- _Required work_
Pick out all lines in the listing holding the string "указатель" and copy them.

- _Provided data_
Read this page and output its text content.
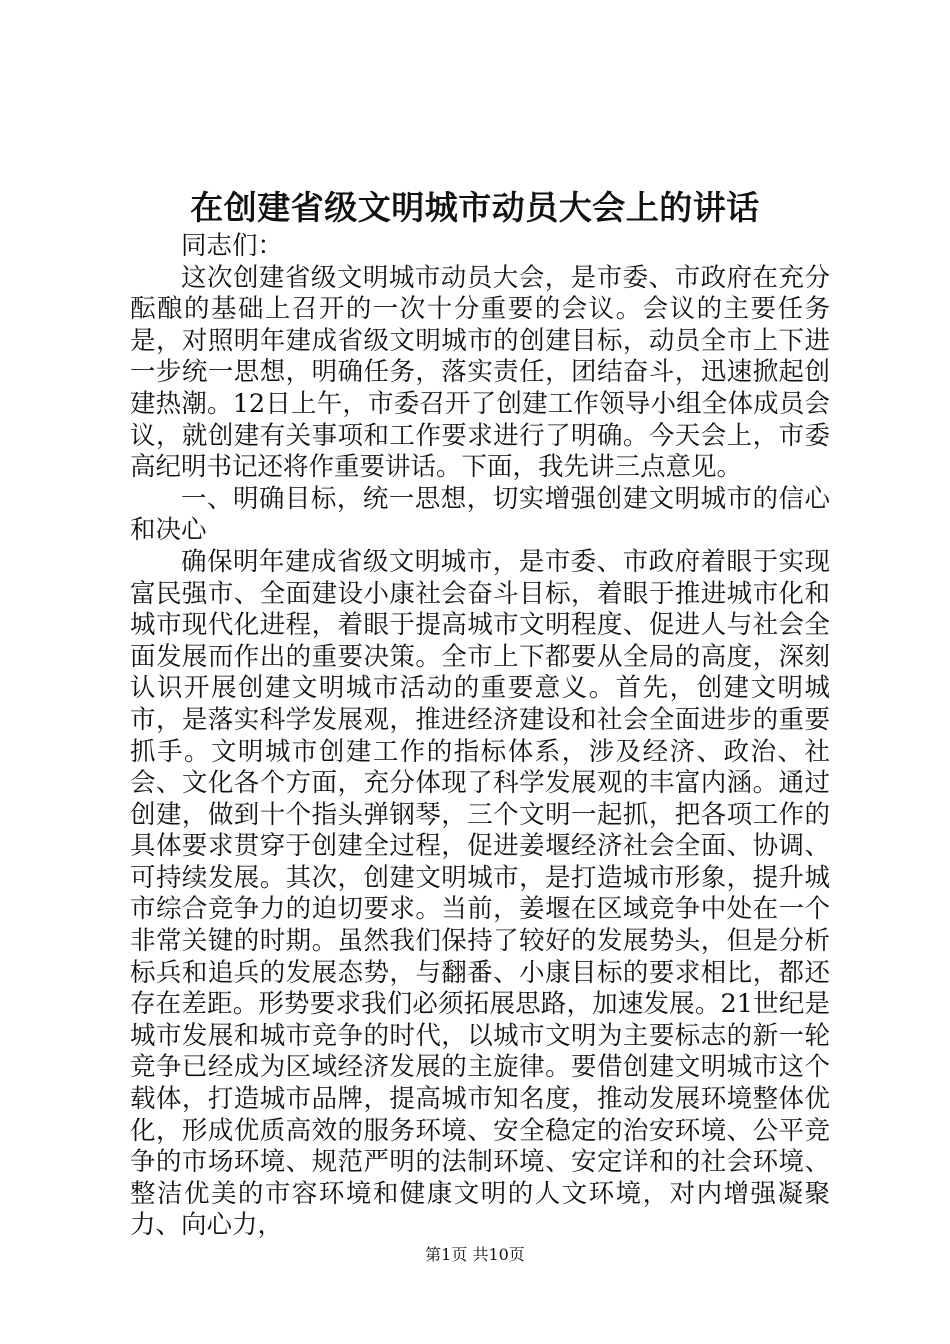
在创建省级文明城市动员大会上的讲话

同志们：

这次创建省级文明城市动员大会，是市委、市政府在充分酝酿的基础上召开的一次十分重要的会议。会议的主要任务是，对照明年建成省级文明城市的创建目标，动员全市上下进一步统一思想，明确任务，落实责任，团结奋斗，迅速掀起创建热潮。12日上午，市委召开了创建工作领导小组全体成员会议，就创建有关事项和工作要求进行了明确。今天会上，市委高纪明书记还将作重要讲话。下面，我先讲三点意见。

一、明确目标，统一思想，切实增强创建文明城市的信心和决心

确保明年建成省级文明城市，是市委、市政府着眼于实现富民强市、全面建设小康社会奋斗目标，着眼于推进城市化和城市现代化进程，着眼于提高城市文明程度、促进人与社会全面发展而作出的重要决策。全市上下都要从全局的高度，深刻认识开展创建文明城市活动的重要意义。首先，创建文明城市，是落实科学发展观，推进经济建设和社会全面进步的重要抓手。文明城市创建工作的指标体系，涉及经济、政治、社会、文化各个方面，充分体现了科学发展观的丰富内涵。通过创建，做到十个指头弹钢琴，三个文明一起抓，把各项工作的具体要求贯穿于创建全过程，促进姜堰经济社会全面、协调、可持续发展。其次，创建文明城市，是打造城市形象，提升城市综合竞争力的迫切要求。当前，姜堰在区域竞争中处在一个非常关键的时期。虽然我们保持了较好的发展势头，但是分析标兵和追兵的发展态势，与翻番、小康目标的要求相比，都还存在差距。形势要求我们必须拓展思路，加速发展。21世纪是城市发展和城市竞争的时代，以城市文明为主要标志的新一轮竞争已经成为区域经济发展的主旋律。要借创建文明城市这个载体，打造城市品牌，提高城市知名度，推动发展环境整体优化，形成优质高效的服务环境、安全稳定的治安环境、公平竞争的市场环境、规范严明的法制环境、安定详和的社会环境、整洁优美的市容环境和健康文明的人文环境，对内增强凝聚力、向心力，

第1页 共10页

==

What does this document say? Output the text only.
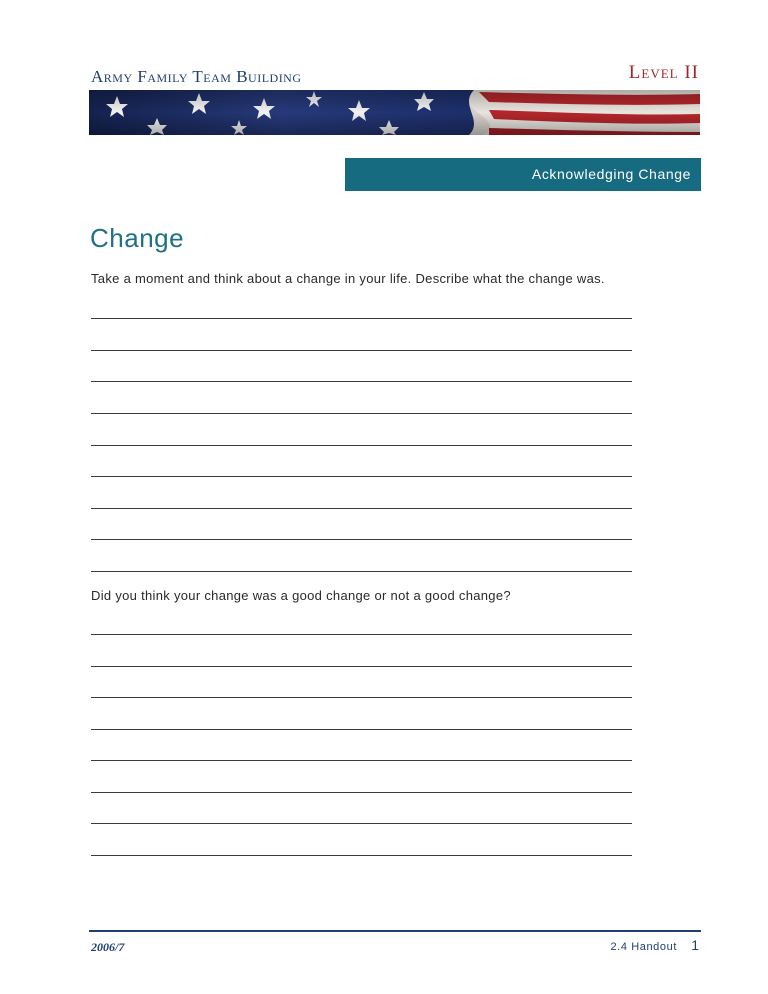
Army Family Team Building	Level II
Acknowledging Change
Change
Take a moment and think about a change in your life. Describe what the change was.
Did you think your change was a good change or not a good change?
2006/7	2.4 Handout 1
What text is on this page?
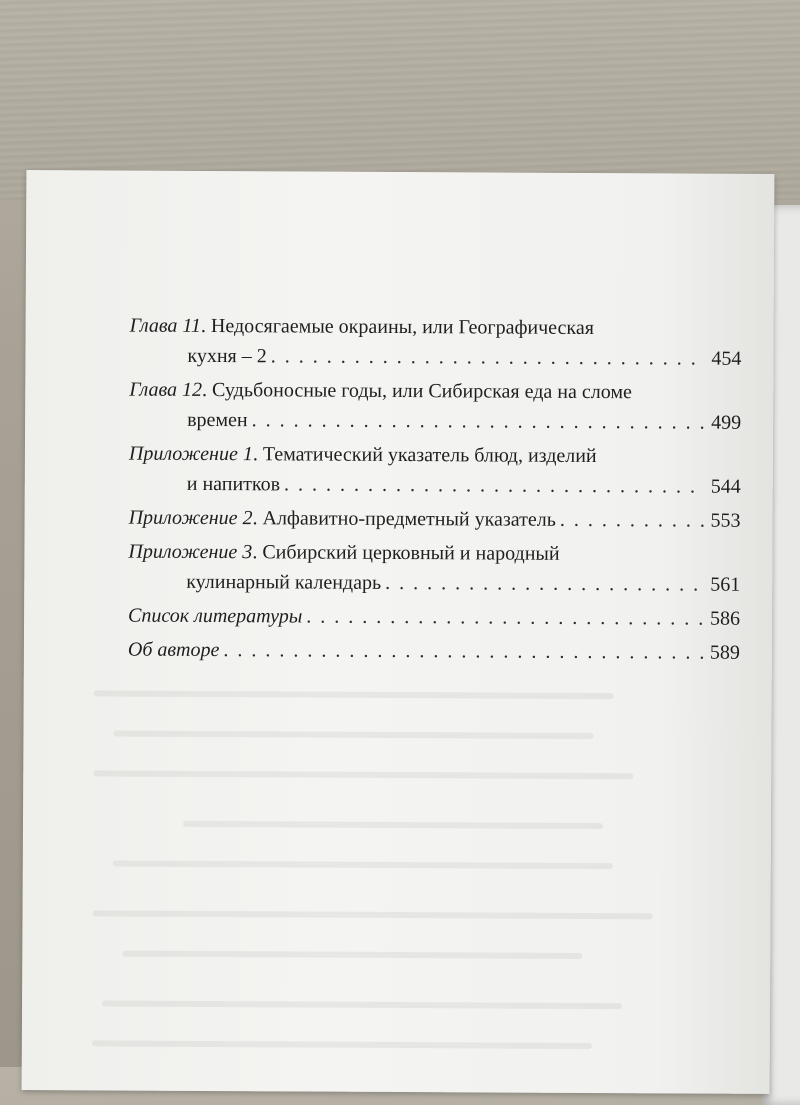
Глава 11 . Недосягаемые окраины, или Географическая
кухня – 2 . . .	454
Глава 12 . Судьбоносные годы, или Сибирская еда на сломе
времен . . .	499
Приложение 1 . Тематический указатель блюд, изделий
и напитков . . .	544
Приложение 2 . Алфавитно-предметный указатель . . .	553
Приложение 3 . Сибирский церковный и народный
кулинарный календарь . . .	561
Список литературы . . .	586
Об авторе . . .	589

- _Solution to this problem_
Приложение 1 . Тематический указатель блюд, изделий
Приложение 2 . Алфавитно-предметный указатель . . .	553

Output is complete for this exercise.